• Exercise brief: Transcribe each line of the material as it is, and drop any picture.

• Extracted entries:
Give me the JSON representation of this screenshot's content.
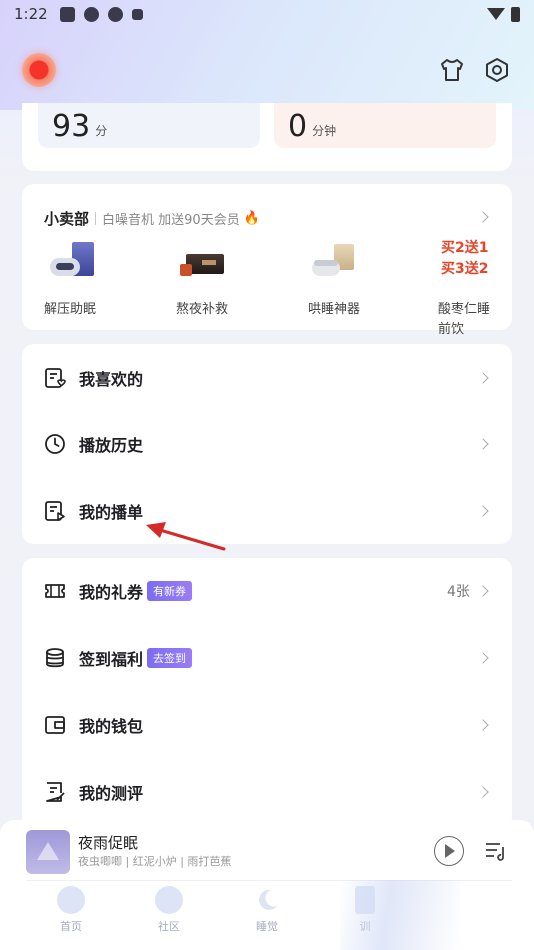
{
  "status_bar": {
    "time": "1:22"
  },
  "stats": {
    "left": {
      "value": "93",
      "unit": "分"
    },
    "right": {
      "value": "0",
      "unit": "分钟"
    }
  },
  "shop": {
    "title": "小卖部",
    "subtitle": "白噪音机 加送90天会员",
    "items": [
      {
        "name": "解压助眠"
      },
      {
        "name": "熬夜补救"
      },
      {
        "name": "哄睡神器"
      },
      {
        "name_line1": "酸枣仁睡",
        "name_line2": "前饮",
        "promo_line1": "买2送1",
        "promo_line2": "买3送2"
      }
    ]
  },
  "list1": [
    {
      "label": "我喜欢的",
      "icon": "favorite-list-icon"
    },
    {
      "label": "播放历史",
      "icon": "clock-icon"
    },
    {
      "label": "我的播单",
      "icon": "playlist-doc-icon"
    }
  ],
  "list2": [
    {
      "label": "我的礼券",
      "badge": "有新券",
      "count": "4张",
      "icon": "ticket-icon"
    },
    {
      "label": "签到福利",
      "badge": "去签到",
      "icon": "coins-icon"
    },
    {
      "label": "我的钱包",
      "icon": "wallet-icon"
    },
    {
      "label": "我的测评",
      "icon": "evaluation-icon"
    }
  ],
  "player": {
    "title": "夜雨促眠",
    "subtitle": "夜虫唧唧 | 红泥小炉 | 雨打芭蕉"
  },
  "tabs": [
    {
      "label": "首页",
      "icon": "home-icon"
    },
    {
      "label": "社区",
      "icon": "community-icon"
    },
    {
      "label": "睡觉",
      "icon": "moon-icon"
    },
    {
      "label": "训",
      "icon": "course-icon"
    }
  ],
  "colors": {
    "accent_badge": "#8a74f4",
    "promo": "#e8452a",
    "annotation_arrow": "#d42a2a"
  }
}
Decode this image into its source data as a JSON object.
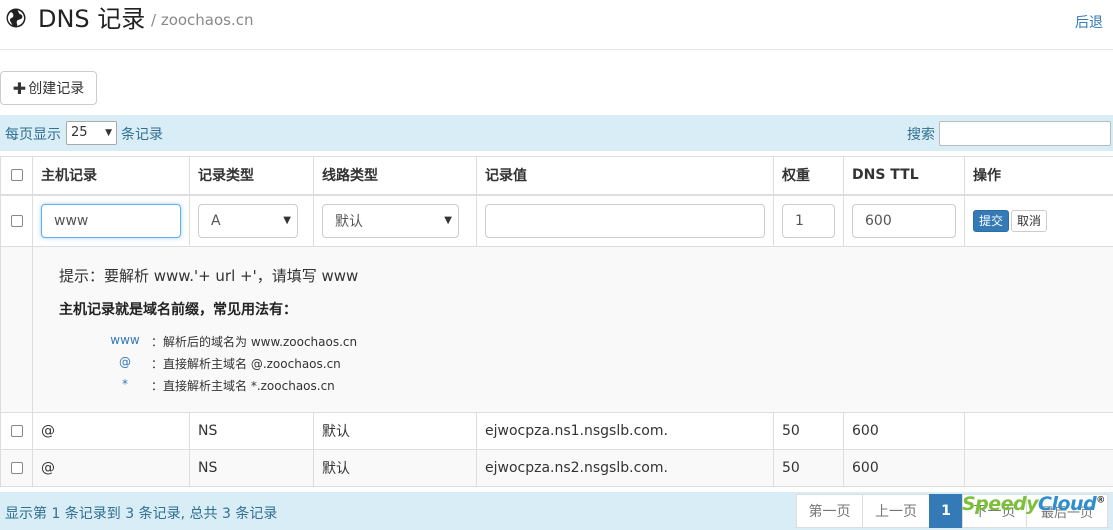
{
  "header": {
    "title": "DNS 记录",
    "subtitle": "/ zoochaos.cn",
    "back_label": "后退"
  },
  "create_button_label": "创建记录",
  "toolbar": {
    "perpage_prefix": "每页显示",
    "perpage_value": "25",
    "perpage_suffix": "条记录",
    "search_label": "搜索",
    "search_value": ""
  },
  "table": {
    "columns": [
      "主机记录",
      "记录类型",
      "线路类型",
      "记录值",
      "权重",
      "DNS TTL",
      "操作"
    ],
    "edit_row": {
      "host": "www",
      "type": "A",
      "line": "默认",
      "value": "",
      "weight": "1",
      "ttl": "600",
      "submit_label": "提交",
      "cancel_label": "取消"
    },
    "help": {
      "hint": "提示：要解析 www.'+ url +'，请填写 www",
      "heading": "主机记录就是域名前缀，常见用法有：",
      "examples": [
        {
          "key": "www",
          "desc": "：解析后的域名为 www.zoochaos.cn"
        },
        {
          "key": "@",
          "desc": "：直接解析主域名 @.zoochaos.cn"
        },
        {
          "key": "*",
          "desc": "：直接解析主域名 *.zoochaos.cn"
        }
      ]
    },
    "rows": [
      {
        "host": "@",
        "type": "NS",
        "line": "默认",
        "value": "ejwocpza.ns1.nsgslb.com.",
        "weight": "50",
        "ttl": "600"
      },
      {
        "host": "@",
        "type": "NS",
        "line": "默认",
        "value": "ejwocpza.ns2.nsgslb.com.",
        "weight": "50",
        "ttl": "600"
      }
    ]
  },
  "footer": {
    "info": "显示第 1 条记录到 3 条记录, 总共 3 条记录",
    "pager": {
      "first": "第一页",
      "prev": "上一页",
      "current": "1",
      "next_partial": "下一页",
      "last_partial": "最后一页"
    }
  },
  "watermark": {
    "part1": "Speedy",
    "part2": "Cloud",
    "mark": "®"
  },
  "colors": {
    "accent": "#337ab7",
    "toolbar_bg": "#d9edf7",
    "toolbar_text": "#31708f"
  }
}
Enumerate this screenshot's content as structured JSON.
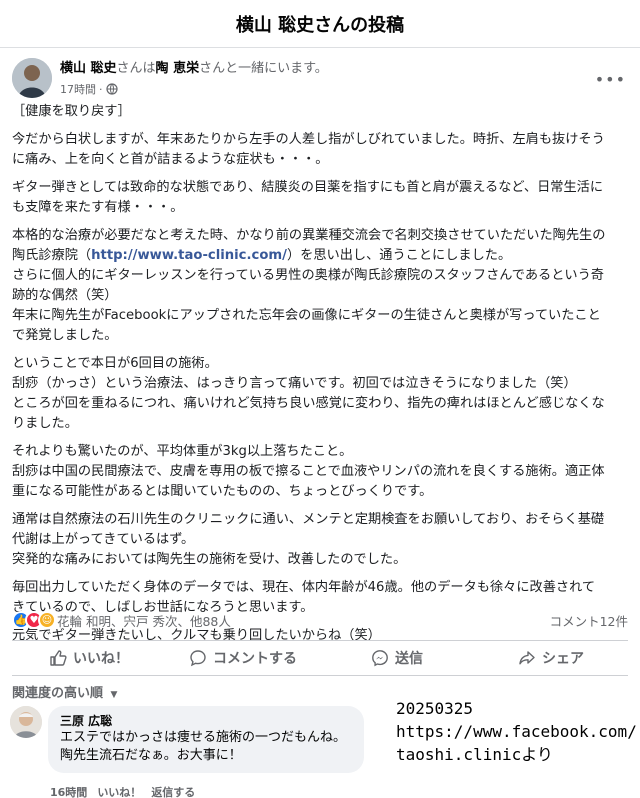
{
  "page_title": "横山 聡史さんの投稿",
  "post": {
    "author": "横山 聡史",
    "with_text_1": "さんは",
    "tagged": "陶 恵栄",
    "with_text_2": "さんと一緒にいます。",
    "time": "17時間",
    "more_label": "•••",
    "body": [
      [
        "［健康を取り戻す］"
      ],
      [
        "今だから白状しますが、年末あたりから左手の人差し指がしびれていました。時折、左肩も抜けそう",
        "に痛み、上を向くと首が詰まるような症状も・・・。"
      ],
      [
        "ギター弾きとしては致命的な状態であり、結膜炎の目薬を指すにも首と肩が震えるなど、日常生活に",
        "も支障を来たす有様・・・。"
      ],
      [
        "本格的な治療が必要だなと考えた時、かなり前の異業種交流会で名刺交換させていただいた陶先生の"
      ],
      [
        "さらに個人的にギターレッスンを行っている男性の奥様が陶氏診療院のスタッフさんであるという奇",
        "跡的な偶然（笑）",
        "年末に陶先生がFacebookにアップされた忘年会の画像にギターの生徒さんと奥様が写っていたこと",
        "で発覚しました。"
      ],
      [
        "ということで本日が6回目の施術。",
        "刮痧（かっさ）という治療法、はっきり言って痛いです。初回では泣きそうになりました（笑）",
        "ところが回を重ねるにつれ、痛いけれど気持ち良い感覚に変わり、指先の痺れはほとんど感じなくな",
        "りました。"
      ],
      [
        "それよりも驚いたのが、平均体重が3kg以上落ちたこと。",
        "刮痧は中国の民間療法で、皮膚を専用の板で擦ることで血液やリンパの流れを良くする施術。適正体",
        "重になる可能性があるとは聞いていたものの、ちょっとびっくりです。"
      ],
      [
        "通常は自然療法の石川先生のクリニックに通い、メンテと定期検査をお願いしており、おそらく基礎",
        "代謝は上がってきているはず。",
        "突発的な痛みにおいては陶先生の施術を受け、改善したのでした。"
      ],
      [
        "毎回出力していただく身体のデータでは、現在、体内年齢が46歳。他のデータも徐々に改善されて",
        "きているので、しばしお世話になろうと思います。"
      ],
      [
        "元気でギター弾きたいし、クルマも乗り回したいからね（笑）"
      ]
    ],
    "clinic_pre": "陶氏診療院（",
    "clinic_link": "http://www.tao-clinic.com/",
    "clinic_post": "）を思い出し、通うことにしました。",
    "reactions_text": "花輪 和明、宍戸 秀次、他88人",
    "comment_count": "コメント12件"
  },
  "actions": {
    "like": "いいね！",
    "comment": "コメントする",
    "send": "送信",
    "share": "シェア"
  },
  "sort_label": "関連度の高い順",
  "comment": {
    "name": "三原 広聡",
    "lines": [
      "エステではかっさは痩せる施術の一つだもんね。",
      "陶先生流石だなぁ。お大事に！"
    ],
    "time": "16時間",
    "like": "いいね！",
    "reply": "返信する"
  },
  "overlay": {
    "lines": [
      "20250325",
      "https://www.facebook.com/",
      "taoshi.clinicより"
    ]
  }
}
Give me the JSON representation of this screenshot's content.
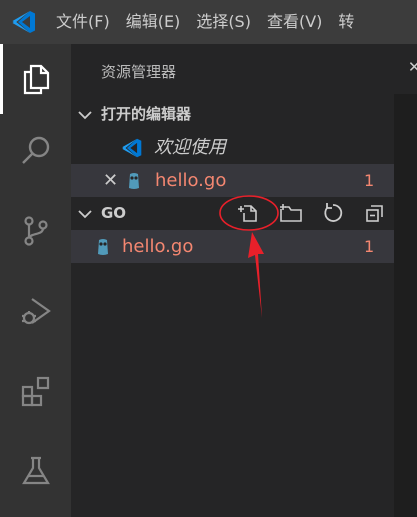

• Full response:
Give me the JSON representation of this screenshot's content.
{
  "status_bar": {
    "time": "1:22"
  },
  "stats": {
    "left": {
      "value": "93",
      "unit": "分"
    },
    "right": {
      "value": "0",
      "unit": "分钟"
    }
  },
  "shop": {
    "title": "小卖部",
    "subtitle": "白噪音机 加送90天会员",
    "items": [
      {
        "name": "解压助眠"
      },
      {
        "name": "熬夜补救"
      },
      {
        "name": "哄睡神器"
      },
      {
        "name_line1": "酸枣仁睡",
        "name_line2": "前饮",
        "promo_line1": "买2送1",
        "promo_line2": "买3送2"
      }
    ]
  },
  "list1": [
    {
      "label": "我喜欢的",
      "icon": "favorite-list-icon"
    },
    {
      "label": "播放历史",
      "icon": "clock-icon"
    },
    {
      "label": "我的播单",
      "icon": "playlist-doc-icon"
    }
  ],
  "list2": [
    {
      "label": "我的礼券",
      "badge": "有新券",
      "count": "4张",
      "icon": "ticket-icon"
    },
    {
      "label": "签到福利",
      "badge": "去签到",
      "icon": "coins-icon"
    },
    {
      "label": "我的钱包",
      "icon": "wallet-icon"
    },
    {
      "label": "我的测评",
      "icon": "evaluation-icon"
    }
  ],
  "player": {
    "title": "夜雨促眠",
    "subtitle": "夜虫唧唧 | 红泥小炉 | 雨打芭蕉"
  },
  "tabs": [
    {
      "label": "首页",
      "icon": "home-icon"
    },
    {
      "label": "社区",
      "icon": "community-icon"
    },
    {
      "label": "睡觉",
      "icon": "moon-icon"
    },
    {
      "label": "训",
      "icon": "course-icon"
    }
  ],
  "colors": {
    "accent_badge": "#8a74f4",
    "promo": "#e8452a",
    "annotation_arrow": "#d42a2a"
  }
}
Decode this image into its source data as a JSON object.
{
  "header": {
    "title": "DNS 记录",
    "subtitle": "/ zoochaos.cn",
    "back_label": "后退"
  },
  "create_button_label": "创建记录",
  "toolbar": {
    "perpage_prefix": "每页显示",
    "perpage_value": "25",
    "perpage_suffix": "条记录",
    "search_label": "搜索",
    "search_value": ""
  },
  "table": {
    "columns": [
      "主机记录",
      "记录类型",
      "线路类型",
      "记录值",
      "权重",
      "DNS TTL",
      "操作"
    ],
    "edit_row": {
      "host": "www",
      "type": "A",
      "line": "默认",
      "value": "",
      "weight": "1",
      "ttl": "600",
      "submit_label": "提交",
      "cancel_label": "取消"
    },
    "help": {
      "hint": "提示：要解析 www.'+ url +'，请填写 www",
      "heading": "主机记录就是域名前缀，常见用法有：",
      "examples": [
        {
          "key": "www",
          "desc": "：解析后的域名为 www.zoochaos.cn"
        },
        {
          "key": "@",
          "desc": "：直接解析主域名 @.zoochaos.cn"
        },
        {
          "key": "*",
          "desc": "：直接解析主域名 *.zoochaos.cn"
        }
      ]
    },
    "rows": [
      {
        "host": "@",
        "type": "NS",
        "line": "默认",
        "value": "ejwocpza.ns1.nsgslb.com.",
        "weight": "50",
        "ttl": "600"
      },
      {
        "host": "@",
        "type": "NS",
        "line": "默认",
        "value": "ejwocpza.ns2.nsgslb.com.",
        "weight": "50",
        "ttl": "600"
      }
    ]
  },
  "footer": {
    "info": "显示第 1 条记录到 3 条记录, 总共 3 条记录",
    "pager": {
      "first": "第一页",
      "prev": "上一页",
      "current": "1",
      "next_partial": "下一页",
      "last_partial": "最后一页"
    }
  },
  "watermark": {
    "part1": "Speedy",
    "part2": "Cloud",
    "mark": "®"
  },
  "colors": {
    "accent": "#337ab7",
    "toolbar_bg": "#d9edf7",
    "toolbar_text": "#31708f"
  }
}
Enumerate this screenshot's content as structured JSON.
{
  "page_title": "横山 聡史さんの投稿",
  "post": {
    "author": "横山 聡史",
    "with_text_1": "さんは",
    "tagged": "陶 恵栄",
    "with_text_2": "さんと一緒にいます。",
    "time": "17時間",
    "more_label": "•••",
    "body": [
      [
        "［健康を取り戻す］"
      ],
      [
        "今だから白状しますが、年末あたりから左手の人差し指がしびれていました。時折、左肩も抜けそう",
        "に痛み、上を向くと首が詰まるような症状も・・・。"
      ],
      [
        "ギター弾きとしては致命的な状態であり、結膜炎の目薬を指すにも首と肩が震えるなど、日常生活に",
        "も支障を来たす有様・・・。"
      ],
      [
        "本格的な治療が必要だなと考えた時、かなり前の異業種交流会で名刺交換させていただいた陶先生の"
      ],
      [
        "さらに個人的にギターレッスンを行っている男性の奥様が陶氏診療院のスタッフさんであるという奇",
        "跡的な偶然（笑）",
        "年末に陶先生がFacebookにアップされた忘年会の画像にギターの生徒さんと奥様が写っていたこと",
        "で発覚しました。"
      ],
      [
        "ということで本日が6回目の施術。",
        "刮痧（かっさ）という治療法、はっきり言って痛いです。初回では泣きそうになりました（笑）",
        "ところが回を重ねるにつれ、痛いけれど気持ち良い感覚に変わり、指先の痺れはほとんど感じなくな",
        "りました。"
      ],
      [
        "それよりも驚いたのが、平均体重が3kg以上落ちたこと。",
        "刮痧は中国の民間療法で、皮膚を専用の板で擦ることで血液やリンパの流れを良くする施術。適正体",
        "重になる可能性があるとは聞いていたものの、ちょっとびっくりです。"
      ],
      [
        "通常は自然療法の石川先生のクリニックに通い、メンテと定期検査をお願いしており、おそらく基礎",
        "代謝は上がってきているはず。",
        "突発的な痛みにおいては陶先生の施術を受け、改善したのでした。"
      ],
      [
        "毎回出力していただく身体のデータでは、現在、体内年齢が46歳。他のデータも徐々に改善されて",
        "きているので、しばしお世話になろうと思います。"
      ],
      [
        "元気でギター弾きたいし、クルマも乗り回したいからね（笑）"
      ]
    ],
    "clinic_pre": "陶氏診療院（",
    "clinic_link": "http://www.tao-clinic.com/",
    "clinic_post": "）を思い出し、通うことにしました。",
    "reactions_text": "花輪 和明、宍戸 秀次、他88人",
    "comment_count": "コメント12件"
  },
  "actions": {
    "like": "いいね！",
    "comment": "コメントする",
    "send": "送信",
    "share": "シェア"
  },
  "sort_label": "関連度の高い順",
  "comment": {
    "name": "三原 広聡",
    "lines": [
      "エステではかっさは痩せる施術の一つだもんね。",
      "陶先生流石だなぁ。お大事に！"
    ],
    "time": "16時間",
    "like": "いいね！",
    "reply": "返信する"
  },
  "overlay": {
    "lines": [
      "20250325",
      "https://www.facebook.com/",
      "taoshi.clinicより"
    ]
  }
}
Give me the JSON representation of this screenshot's content.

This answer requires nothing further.